What needs to be done. Copy out all lines that carry the word "standard".
** Start of Given records **
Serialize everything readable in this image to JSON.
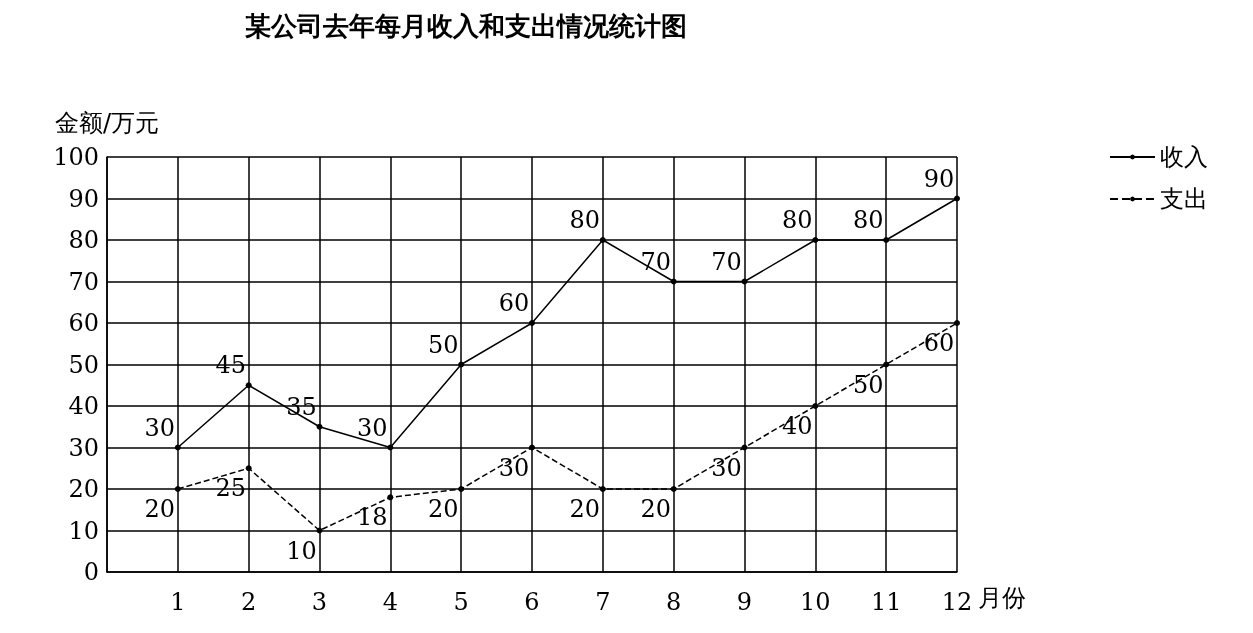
{
  "chart_data": {
    "type": "line",
    "title": "某公司去年每月收入和支出情况统计图",
    "xlabel": "月份",
    "ylabel": "金额/万元",
    "x": [
      1,
      2,
      3,
      4,
      5,
      6,
      7,
      8,
      9,
      10,
      11,
      12
    ],
    "series": [
      {
        "name": "收入",
        "color": "#000000",
        "line_style": "solid",
        "values": [
          30,
          45,
          35,
          30,
          50,
          60,
          80,
          70,
          70,
          80,
          80,
          90
        ]
      },
      {
        "name": "支出",
        "color": "#000000",
        "line_style": "dashed",
        "values": [
          20,
          25,
          10,
          18,
          20,
          30,
          20,
          20,
          30,
          40,
          50,
          60
        ]
      }
    ],
    "xlim": [
      0,
      12
    ],
    "xticks": [
      {
        "value": 0,
        "label": null
      },
      1,
      2,
      3,
      4,
      5,
      6,
      7,
      8,
      9,
      10,
      11,
      12
    ],
    "ylim": [
      0,
      100
    ],
    "yticks": [
      0,
      10,
      20,
      30,
      40,
      50,
      60,
      70,
      80,
      90,
      100
    ],
    "grid": true,
    "legend": "top right",
    "marker": "circle",
    "data_labels": true
  }
}
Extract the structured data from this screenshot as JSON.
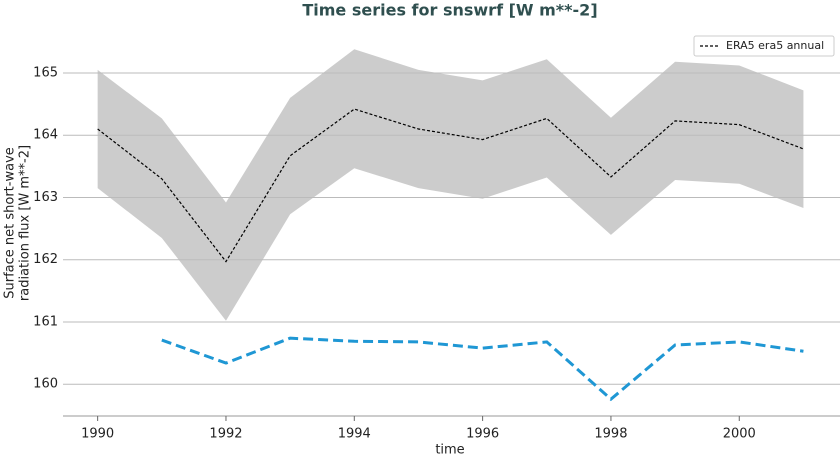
{
  "chart_data": {
    "type": "line",
    "title": "Time series for snswrf [W m**-2]",
    "xlabel": "time",
    "ylabel": [
      "Surface net short-wave",
      "radiation flux [W m**-2]"
    ],
    "x": [
      1990,
      1991,
      1992,
      1993,
      1994,
      1995,
      1996,
      1997,
      1998,
      1999,
      2000,
      2001
    ],
    "series": [
      {
        "name": "ERA5 era5 annual",
        "color": "#000000",
        "dash": "3,2",
        "width": 1.2,
        "values": [
          164.1,
          163.3,
          161.97,
          163.67,
          164.42,
          164.1,
          163.93,
          164.27,
          163.33,
          164.23,
          164.17,
          163.78
        ]
      },
      {
        "color": "#1f97d4",
        "dash": "10,5",
        "width": 3,
        "values": [
          null,
          160.71,
          160.34,
          160.74,
          160.69,
          160.68,
          160.58,
          160.68,
          159.76,
          160.63,
          160.68,
          160.53
        ]
      }
    ],
    "band": {
      "color": "#cccccc",
      "upper": [
        165.05,
        164.27,
        162.92,
        164.6,
        165.38,
        165.05,
        164.88,
        165.22,
        164.28,
        165.18,
        165.12,
        164.72
      ],
      "lower": [
        163.15,
        162.35,
        161.02,
        162.73,
        163.47,
        163.15,
        162.98,
        163.32,
        162.4,
        163.28,
        163.22,
        162.83
      ]
    },
    "xlim": [
      1989.46,
      2001.57
    ],
    "ylim": [
      159.49,
      165.69
    ],
    "xticks": [
      1990,
      1992,
      1994,
      1996,
      1998,
      2000
    ],
    "yticks": [
      160,
      161,
      162,
      163,
      164,
      165
    ],
    "grid": true,
    "legend": "upper-right"
  }
}
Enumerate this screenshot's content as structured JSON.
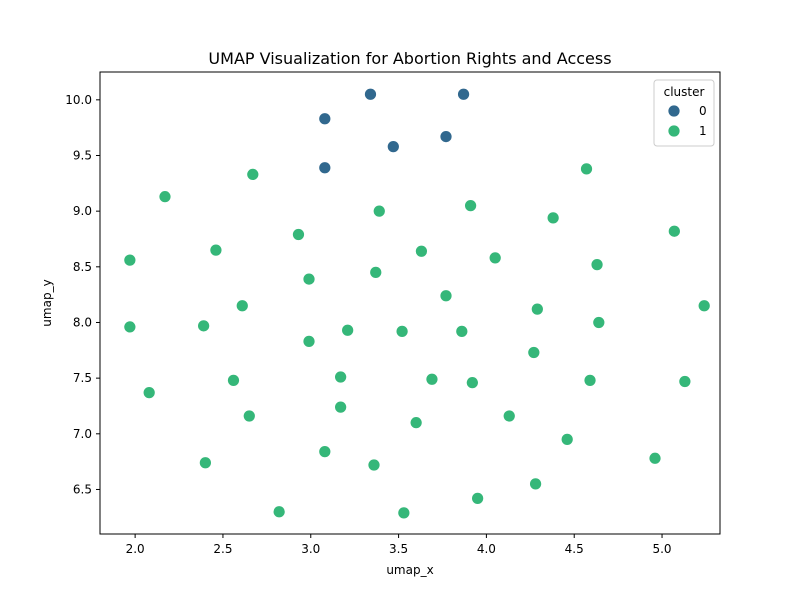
{
  "chart_data": {
    "type": "scatter",
    "title": "UMAP Visualization for Abortion Rights and Access",
    "xlabel": "umap_x",
    "ylabel": "umap_y",
    "xlim": [
      1.8,
      5.33
    ],
    "ylim": [
      6.1,
      10.25
    ],
    "xticks": [
      "2.0",
      "2.5",
      "3.0",
      "3.5",
      "4.0",
      "4.5",
      "5.0"
    ],
    "yticks": [
      "6.5",
      "7.0",
      "7.5",
      "8.0",
      "8.5",
      "9.0",
      "9.5",
      "10.0"
    ],
    "grid": false,
    "legend": {
      "title": "cluster",
      "placement": "top-right"
    },
    "series": [
      {
        "name": "0",
        "color": "#31688e",
        "points": [
          [
            3.34,
            10.05
          ],
          [
            3.87,
            10.05
          ],
          [
            3.08,
            9.83
          ],
          [
            3.77,
            9.67
          ],
          [
            3.47,
            9.58
          ],
          [
            3.08,
            9.39
          ]
        ]
      },
      {
        "name": "1",
        "color": "#35b779",
        "points": [
          [
            4.57,
            9.38
          ],
          [
            2.67,
            9.33
          ],
          [
            2.17,
            9.13
          ],
          [
            3.91,
            9.05
          ],
          [
            3.39,
            9.0
          ],
          [
            4.38,
            8.94
          ],
          [
            5.07,
            8.82
          ],
          [
            2.93,
            8.79
          ],
          [
            2.46,
            8.65
          ],
          [
            3.63,
            8.64
          ],
          [
            4.05,
            8.58
          ],
          [
            1.97,
            8.56
          ],
          [
            4.63,
            8.52
          ],
          [
            3.37,
            8.45
          ],
          [
            2.99,
            8.39
          ],
          [
            3.77,
            8.24
          ],
          [
            2.61,
            8.15
          ],
          [
            5.24,
            8.15
          ],
          [
            4.29,
            8.12
          ],
          [
            4.64,
            8.0
          ],
          [
            1.97,
            7.96
          ],
          [
            2.39,
            7.97
          ],
          [
            3.21,
            7.93
          ],
          [
            3.52,
            7.92
          ],
          [
            3.86,
            7.92
          ],
          [
            2.99,
            7.83
          ],
          [
            4.27,
            7.73
          ],
          [
            3.17,
            7.51
          ],
          [
            2.56,
            7.48
          ],
          [
            3.69,
            7.49
          ],
          [
            4.59,
            7.48
          ],
          [
            3.92,
            7.46
          ],
          [
            5.13,
            7.47
          ],
          [
            2.08,
            7.37
          ],
          [
            3.17,
            7.24
          ],
          [
            2.65,
            7.16
          ],
          [
            4.13,
            7.16
          ],
          [
            3.6,
            7.1
          ],
          [
            4.46,
            6.95
          ],
          [
            3.08,
            6.84
          ],
          [
            3.36,
            6.72
          ],
          [
            2.4,
            6.74
          ],
          [
            4.96,
            6.78
          ],
          [
            4.28,
            6.55
          ],
          [
            3.95,
            6.42
          ],
          [
            2.82,
            6.3
          ],
          [
            3.53,
            6.29
          ]
        ]
      }
    ]
  }
}
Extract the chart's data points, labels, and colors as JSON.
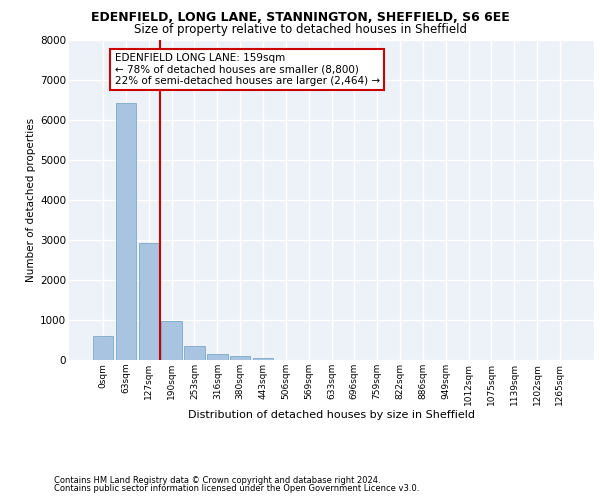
{
  "title1": "EDENFIELD, LONG LANE, STANNINGTON, SHEFFIELD, S6 6EE",
  "title2": "Size of property relative to detached houses in Sheffield",
  "xlabel": "Distribution of detached houses by size in Sheffield",
  "ylabel": "Number of detached properties",
  "footer1": "Contains HM Land Registry data © Crown copyright and database right 2024.",
  "footer2": "Contains public sector information licensed under the Open Government Licence v3.0.",
  "bar_labels": [
    "0sqm",
    "63sqm",
    "127sqm",
    "190sqm",
    "253sqm",
    "316sqm",
    "380sqm",
    "443sqm",
    "506sqm",
    "569sqm",
    "633sqm",
    "696sqm",
    "759sqm",
    "822sqm",
    "886sqm",
    "949sqm",
    "1012sqm",
    "1075sqm",
    "1139sqm",
    "1202sqm",
    "1265sqm"
  ],
  "bar_values": [
    590,
    6420,
    2920,
    980,
    360,
    155,
    90,
    60,
    0,
    0,
    0,
    0,
    0,
    0,
    0,
    0,
    0,
    0,
    0,
    0,
    0
  ],
  "bar_color": "#a8c4e0",
  "bar_edge_color": "#7aaac8",
  "vline_color": "#cc0000",
  "annotation_text": "EDENFIELD LONG LANE: 159sqm\n← 78% of detached houses are smaller (8,800)\n22% of semi-detached houses are larger (2,464) →",
  "annotation_box_edgecolor": "#cc0000",
  "ylim": [
    0,
    8000
  ],
  "yticks": [
    0,
    1000,
    2000,
    3000,
    4000,
    5000,
    6000,
    7000,
    8000
  ],
  "bg_color": "#edf2f9",
  "grid_color": "#ffffff",
  "title1_fontsize": 9,
  "title2_fontsize": 8.5,
  "ylabel_fontsize": 7.5,
  "xlabel_fontsize": 8,
  "tick_fontsize": 6.5,
  "footer_fontsize": 6,
  "ann_fontsize": 7.5
}
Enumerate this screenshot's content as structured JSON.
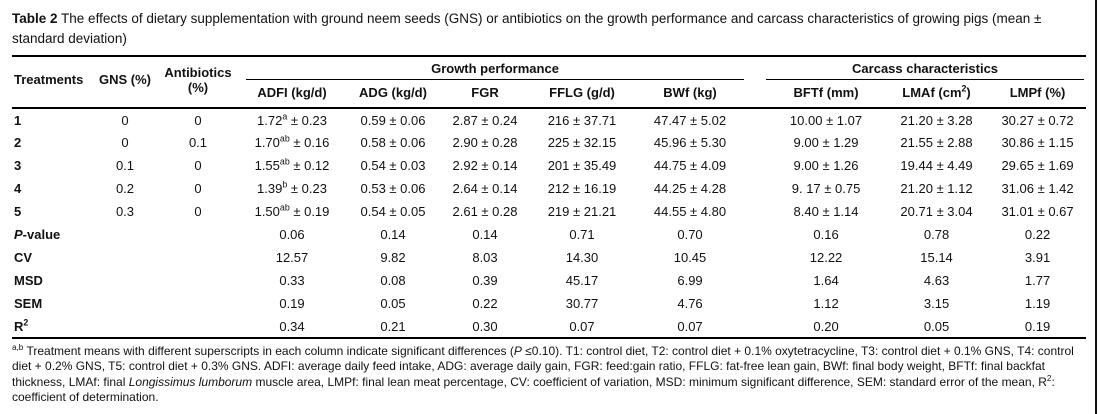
{
  "caption": {
    "label": "Table 2",
    "title": "The effects of dietary supplementation with ground neem seeds (GNS) or antibiotics on the growth performance and carcass characteristics of growing pigs (mean ± standard deviation)"
  },
  "table": {
    "stub_headers": [
      "Treatments",
      "GNS (%)",
      "Antibiotics (%)"
    ],
    "group_headers": [
      {
        "label": "Growth performance",
        "span": 5
      },
      {
        "label": "Carcass characteristics",
        "span": 3
      }
    ],
    "sub_headers": [
      "ADFI (kg/d)",
      "ADG (kg/d)",
      "FGR",
      "FFLG (g/d)",
      "BWf (kg)",
      "BFTf (mm)",
      [
        {
          "t": "LMAf (cm"
        },
        {
          "t": "2",
          "s": "sup"
        },
        {
          "t": ")"
        }
      ],
      "LMPf (%)"
    ],
    "rows": [
      {
        "label": "1",
        "cells": [
          "0",
          "0",
          [
            {
              "t": "1.72"
            },
            {
              "t": "a",
              "s": "sup"
            },
            {
              "t": " ± 0.23"
            }
          ],
          "0.59 ± 0.06",
          "2.87 ± 0.24",
          "216 ± 37.71",
          "47.47 ± 5.02",
          "10.00 ± 1.07",
          "21.20 ± 3.28",
          "30.27 ± 0.72"
        ]
      },
      {
        "label": "2",
        "cells": [
          "0",
          "0.1",
          [
            {
              "t": "1.70"
            },
            {
              "t": "ab",
              "s": "sup"
            },
            {
              "t": " ± 0.16"
            }
          ],
          "0.58 ± 0.06",
          "2.90 ± 0.28",
          "225 ± 32.15",
          "45.96 ± 5.30",
          "9.00 ± 1.29",
          "21.55 ± 2.88",
          "30.86 ± 1.15"
        ]
      },
      {
        "label": "3",
        "cells": [
          "0.1",
          "0",
          [
            {
              "t": "1.55"
            },
            {
              "t": "ab",
              "s": "sup"
            },
            {
              "t": " ± 0.12"
            }
          ],
          "0.54 ± 0.03",
          "2.92 ± 0.14",
          "201 ± 35.49",
          "44.75 ± 4.09",
          "9.00 ± 1.26",
          "19.44 ± 4.49",
          "29.65 ± 1.69"
        ]
      },
      {
        "label": "4",
        "cells": [
          "0.2",
          "0",
          [
            {
              "t": "1.39"
            },
            {
              "t": "b",
              "s": "sup"
            },
            {
              "t": " ± 0.23"
            }
          ],
          "0.53 ± 0.06",
          "2.64 ± 0.14",
          "212 ± 16.19",
          "44.25 ± 4.28",
          "9. 17 ± 0.75",
          "21.20 ± 1.12",
          "31.06 ± 1.42"
        ]
      },
      {
        "label": "5",
        "cells": [
          "0.3",
          "0",
          [
            {
              "t": "1.50"
            },
            {
              "t": "ab",
              "s": "sup"
            },
            {
              "t": " ± 0.19"
            }
          ],
          "0.54 ± 0.05",
          "2.61 ± 0.28",
          "219 ± 21.21",
          "44.55 ± 4.80",
          "8.40 ± 1.14",
          "20.71 ± 3.04",
          "31.01 ± 0.67"
        ]
      },
      {
        "label": [
          {
            "t": "P",
            "s": "italic"
          },
          {
            "t": "-value"
          }
        ],
        "cells": [
          "",
          "",
          "0.06",
          "0.14",
          "0.14",
          "0.71",
          "0.70",
          "0.16",
          "0.78",
          "0.22"
        ]
      },
      {
        "label": "CV",
        "cells": [
          "",
          "",
          "12.57",
          "9.82",
          "8.03",
          "14.30",
          "10.45",
          "12.22",
          "15.14",
          "3.91"
        ]
      },
      {
        "label": "MSD",
        "cells": [
          "",
          "",
          "0.33",
          "0.08",
          "0.39",
          "45.17",
          "6.99",
          "1.64",
          "4.63",
          "1.77"
        ]
      },
      {
        "label": "SEM",
        "cells": [
          "",
          "",
          "0.19",
          "0.05",
          "0.22",
          "30.77",
          "4.76",
          "1.12",
          "3.15",
          "1.19"
        ]
      },
      {
        "label": [
          {
            "t": "R"
          },
          {
            "t": "2",
            "s": "sup"
          }
        ],
        "cells": [
          "",
          "",
          "0.34",
          "0.21",
          "0.30",
          "0.07",
          "0.07",
          "0.20",
          "0.05",
          "0.19"
        ]
      }
    ]
  },
  "footnote": {
    "marker": "a,b",
    "segments": [
      {
        "t": "Treatment means with different superscripts in each column indicate significant differences ("
      },
      {
        "t": "P",
        "s": "italic"
      },
      {
        "t": " ≤0.10). T1: control diet, T2: control diet + 0.1% oxytetracycline, T3: control diet + 0.1% GNS, T4: control diet + 0.2% GNS, T5: control diet + 0.3% GNS. ADFI: average daily feed intake, ADG: average daily gain, FGR: feed:gain ratio, FFLG: fat-free lean gain, BWf: final body weight, BFTf: final backfat thickness, LMAf: final "
      },
      {
        "t": "Longissimus lumborum",
        "s": "italic"
      },
      {
        "t": " muscle area, LMPf: final lean meat percentage, CV: coefficient of variation, MSD: minimum significant difference, SEM: standard error of the mean, R"
      },
      {
        "t": "2",
        "s": "sup"
      },
      {
        "t": ": coefficient of determination."
      }
    ]
  }
}
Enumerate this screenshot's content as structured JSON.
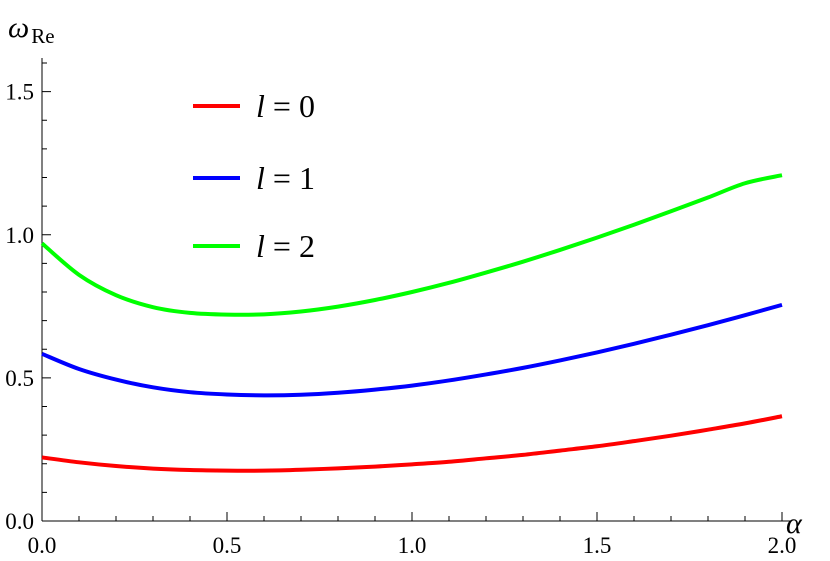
** End of Given records **
Finished answer.
    "title": "The effects of dietary supplementation with ground neem seeds (GNS) or antibiotics on the growth performance and carcass characteristics of growing pigs (mean ± standard deviation)"
        "t": " muscle area, LMPf: final lean meat percentage, CV: coefficient of variation, MSD: minimum significant difference, SEM: standard error of the mean, R"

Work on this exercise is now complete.